* begin *

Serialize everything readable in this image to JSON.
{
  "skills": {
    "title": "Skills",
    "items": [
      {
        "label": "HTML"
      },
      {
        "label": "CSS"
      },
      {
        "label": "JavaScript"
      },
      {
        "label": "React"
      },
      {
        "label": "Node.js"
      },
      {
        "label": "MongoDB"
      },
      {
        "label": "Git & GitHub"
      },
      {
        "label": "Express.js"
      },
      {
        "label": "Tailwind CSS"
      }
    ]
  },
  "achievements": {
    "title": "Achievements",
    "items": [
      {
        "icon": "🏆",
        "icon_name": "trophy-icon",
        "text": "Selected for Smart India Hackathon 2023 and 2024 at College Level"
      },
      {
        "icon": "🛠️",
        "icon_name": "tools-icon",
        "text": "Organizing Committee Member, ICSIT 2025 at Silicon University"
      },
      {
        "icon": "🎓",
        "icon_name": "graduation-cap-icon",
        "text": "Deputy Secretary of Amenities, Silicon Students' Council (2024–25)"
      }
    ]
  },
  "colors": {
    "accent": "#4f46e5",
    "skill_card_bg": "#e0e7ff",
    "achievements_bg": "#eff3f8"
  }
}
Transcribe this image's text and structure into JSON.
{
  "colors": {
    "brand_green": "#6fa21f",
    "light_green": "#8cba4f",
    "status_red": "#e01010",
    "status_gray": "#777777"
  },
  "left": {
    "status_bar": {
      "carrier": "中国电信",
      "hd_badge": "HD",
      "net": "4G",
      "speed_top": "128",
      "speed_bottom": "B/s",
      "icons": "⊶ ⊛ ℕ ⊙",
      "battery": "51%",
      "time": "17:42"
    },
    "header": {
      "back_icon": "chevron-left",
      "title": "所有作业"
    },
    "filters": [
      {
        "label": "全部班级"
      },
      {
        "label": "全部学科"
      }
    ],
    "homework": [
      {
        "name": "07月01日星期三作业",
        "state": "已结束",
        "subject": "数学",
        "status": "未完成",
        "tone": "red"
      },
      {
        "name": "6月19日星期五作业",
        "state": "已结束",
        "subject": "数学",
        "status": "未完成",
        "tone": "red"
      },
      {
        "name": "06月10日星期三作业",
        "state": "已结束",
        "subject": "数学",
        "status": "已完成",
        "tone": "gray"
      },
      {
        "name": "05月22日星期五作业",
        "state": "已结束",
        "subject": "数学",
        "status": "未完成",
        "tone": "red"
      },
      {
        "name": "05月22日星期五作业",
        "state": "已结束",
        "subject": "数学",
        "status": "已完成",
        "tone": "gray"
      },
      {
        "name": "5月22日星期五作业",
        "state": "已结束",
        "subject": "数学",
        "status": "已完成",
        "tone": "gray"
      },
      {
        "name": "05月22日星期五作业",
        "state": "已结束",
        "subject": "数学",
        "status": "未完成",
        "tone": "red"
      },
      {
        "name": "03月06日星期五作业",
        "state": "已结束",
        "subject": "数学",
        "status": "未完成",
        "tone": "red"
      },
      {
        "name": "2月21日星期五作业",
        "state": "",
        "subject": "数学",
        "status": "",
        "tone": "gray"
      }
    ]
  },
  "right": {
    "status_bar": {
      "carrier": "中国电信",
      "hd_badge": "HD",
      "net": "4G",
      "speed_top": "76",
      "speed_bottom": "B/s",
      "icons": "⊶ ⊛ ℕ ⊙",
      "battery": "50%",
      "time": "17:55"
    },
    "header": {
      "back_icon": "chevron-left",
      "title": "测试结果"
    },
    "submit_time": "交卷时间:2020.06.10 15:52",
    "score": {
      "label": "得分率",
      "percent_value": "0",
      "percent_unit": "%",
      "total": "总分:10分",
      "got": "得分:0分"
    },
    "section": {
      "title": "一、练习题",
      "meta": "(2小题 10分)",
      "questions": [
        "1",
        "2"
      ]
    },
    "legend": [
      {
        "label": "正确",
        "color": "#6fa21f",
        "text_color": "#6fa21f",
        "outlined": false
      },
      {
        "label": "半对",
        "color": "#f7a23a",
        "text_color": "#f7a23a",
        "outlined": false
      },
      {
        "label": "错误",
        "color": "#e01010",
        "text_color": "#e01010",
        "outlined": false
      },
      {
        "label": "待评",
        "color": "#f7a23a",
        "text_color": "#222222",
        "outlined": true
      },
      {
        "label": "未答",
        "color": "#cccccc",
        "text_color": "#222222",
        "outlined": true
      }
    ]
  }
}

* end *

# PROBLEM DESCRIPTION:
Give back all the data exactly as written.

# RESPONSE TO THIS EXERCISE:
Serialize everything readable in this image to JSON.
{
  "skills": {
    "title": "Skills",
    "items": [
      {
        "label": "HTML"
      },
      {
        "label": "CSS"
      },
      {
        "label": "JavaScript"
      },
      {
        "label": "React"
      },
      {
        "label": "Node.js"
      },
      {
        "label": "MongoDB"
      },
      {
        "label": "Git & GitHub"
      },
      {
        "label": "Express.js"
      },
      {
        "label": "Tailwind CSS"
      }
    ]
  },
  "achievements": {
    "title": "Achievements",
    "items": [
      {
        "icon": "🏆",
        "icon_name": "trophy-icon",
        "text": "Selected for Smart India Hackathon 2023 and 2024 at College Level"
      },
      {
        "icon": "🛠️",
        "icon_name": "tools-icon",
        "text": "Organizing Committee Member, ICSIT 2025 at Silicon University"
      },
      {
        "icon": "🎓",
        "icon_name": "graduation-cap-icon",
        "text": "Deputy Secretary of Amenities, Silicon Students' Council (2024–25)"
      }
    ]
  },
  "colors": {
    "accent": "#4f46e5",
    "skill_card_bg": "#e0e7ff",
    "achievements_bg": "#eff3f8"
  }
}
Transcribe this image's text and structure into JSON.
{
  "colors": {
    "brand_green": "#6fa21f",
    "light_green": "#8cba4f",
    "status_red": "#e01010",
    "status_gray": "#777777"
  },
  "left": {
    "status_bar": {
      "carrier": "中国电信",
      "hd_badge": "HD",
      "net": "4G",
      "speed_top": "128",
      "speed_bottom": "B/s",
      "icons": "⊶ ⊛ ℕ ⊙",
      "battery": "51%",
      "time": "17:42"
    },
    "header": {
      "back_icon": "chevron-left",
      "title": "所有作业"
    },
    "filters": [
      {
        "label": "全部班级"
      },
      {
        "label": "全部学科"
      }
    ],
    "homework": [
      {
        "name": "07月01日星期三作业",
        "state": "已结束",
        "subject": "数学",
        "status": "未完成",
        "tone": "red"
      },
      {
        "name": "6月19日星期五作业",
        "state": "已结束",
        "subject": "数学",
        "status": "未完成",
        "tone": "red"
      },
      {
        "name": "06月10日星期三作业",
        "state": "已结束",
        "subject": "数学",
        "status": "已完成",
        "tone": "gray"
      },
      {
        "name": "05月22日星期五作业",
        "state": "已结束",
        "subject": "数学",
        "status": "未完成",
        "tone": "red"
      },
      {
        "name": "05月22日星期五作业",
        "state": "已结束",
        "subject": "数学",
        "status": "已完成",
        "tone": "gray"
      },
      {
        "name": "5月22日星期五作业",
        "state": "已结束",
        "subject": "数学",
        "status": "已完成",
        "tone": "gray"
      },
      {
        "name": "05月22日星期五作业",
        "state": "已结束",
        "subject": "数学",
        "status": "未完成",
        "tone": "red"
      },
      {
        "name": "03月06日星期五作业",
        "state": "已结束",
        "subject": "数学",
        "status": "未完成",
        "tone": "red"
      },
      {
        "name": "2月21日星期五作业",
        "state": "",
        "subject": "数学",
        "status": "",
        "tone": "gray"
      }
    ]
  },
  "right": {
    "status_bar": {
      "carrier": "中国电信",
      "hd_badge": "HD",
      "net": "4G",
      "speed_top": "76",
      "speed_bottom": "B/s",
      "icons": "⊶ ⊛ ℕ ⊙",
      "battery": "50%",
      "time": "17:55"
    },
    "header": {
      "back_icon": "chevron-left",
      "title": "测试结果"
    },
    "submit_time": "交卷时间:2020.06.10 15:52",
    "score": {
      "label": "得分率",
      "percent_value": "0",
      "percent_unit": "%",
      "total": "总分:10分",
      "got": "得分:0分"
    },
    "section": {
      "title": "一、练习题",
      "meta": "(2小题 10分)",
      "questions": [
        "1",
        "2"
      ]
    },
    "legend": [
      {
        "label": "正确",
        "color": "#6fa21f",
        "text_color": "#6fa21f",
        "outlined": false
      },
      {
        "label": "半对",
        "color": "#f7a23a",
        "text_color": "#f7a23a",
        "outlined": false
      },
      {
        "label": "错误",
        "color": "#e01010",
        "text_color": "#e01010",
        "outlined": false
      },
      {
        "label": "待评",
        "color": "#f7a23a",
        "text_color": "#222222",
        "outlined": true
      },
      {
        "label": "未答",
        "color": "#cccccc",
        "text_color": "#222222",
        "outlined": true
      }
    ]
  }
}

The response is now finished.